| Source extract |
■ ■ ■

Loss of dominant caterpillar genera in a protected tropical forest

Abstract

Reports of biodiversity loss have increasingly focused on declines in abundance and diversity of insects, but it is still unclear if substantive insect diversity losses are occurring in intact low-latitude forests. We collected 22 years of plant-caterpillar-parasitoid data in a protected tropical forest and found reductions in the diversity and density of insects that appear to be partly driven by a changing climate and weather anomalies. Results also point to the potential influence of variables not directly measured in this study, including changes in land-use in nearby areas. We report a decline in parasitism that represents a reduction in an important ecosystem service: enemy control of primary consumers. The consequences of these changes are in many cases irreversible and are likely to be mirrored in nearby forests; overall declines in the region will have negative consequences for surrounding agriculture. The decline of important tropical taxa and associated ecosystem function illuminates the consequences of numerous threats to global insect diversity and provides additional impetus for research on tropical diversity.

■ ■ ■

| What the task asks |
Answer these from the abstract above, one line each:
(a) How many years of plant-caterpillar-parasitoid data were collected?
(b) Which ecosystem service is reduced by the decline in parasitism?
(c) What will be negatively affected by overall declines in the region?

| Dataset extract |
■ ■ ■

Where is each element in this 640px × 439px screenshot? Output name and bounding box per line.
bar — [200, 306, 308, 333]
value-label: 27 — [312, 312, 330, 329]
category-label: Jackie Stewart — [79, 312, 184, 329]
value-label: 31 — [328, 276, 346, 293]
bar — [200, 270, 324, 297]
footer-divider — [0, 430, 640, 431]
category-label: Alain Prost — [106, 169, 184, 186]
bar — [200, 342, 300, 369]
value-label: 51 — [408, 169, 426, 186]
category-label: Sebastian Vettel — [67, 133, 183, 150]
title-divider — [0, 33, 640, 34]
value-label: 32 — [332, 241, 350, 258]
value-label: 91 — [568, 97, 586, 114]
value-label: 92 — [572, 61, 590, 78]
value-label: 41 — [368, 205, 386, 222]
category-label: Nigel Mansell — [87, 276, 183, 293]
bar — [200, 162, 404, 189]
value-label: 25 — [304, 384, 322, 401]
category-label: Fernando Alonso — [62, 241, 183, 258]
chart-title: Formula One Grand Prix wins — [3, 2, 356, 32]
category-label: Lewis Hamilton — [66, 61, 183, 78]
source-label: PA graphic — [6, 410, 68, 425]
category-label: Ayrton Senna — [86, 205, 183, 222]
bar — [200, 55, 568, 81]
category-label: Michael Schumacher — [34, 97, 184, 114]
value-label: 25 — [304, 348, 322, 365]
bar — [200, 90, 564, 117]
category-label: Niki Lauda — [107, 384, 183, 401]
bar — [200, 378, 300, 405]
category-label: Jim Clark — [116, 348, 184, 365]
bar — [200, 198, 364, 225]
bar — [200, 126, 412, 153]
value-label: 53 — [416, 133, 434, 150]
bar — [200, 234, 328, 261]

■ ■ ■

| Solution for this problem |
(a) 22 years
(b) Enemy control of primary consumers
(c) Surrounding agriculture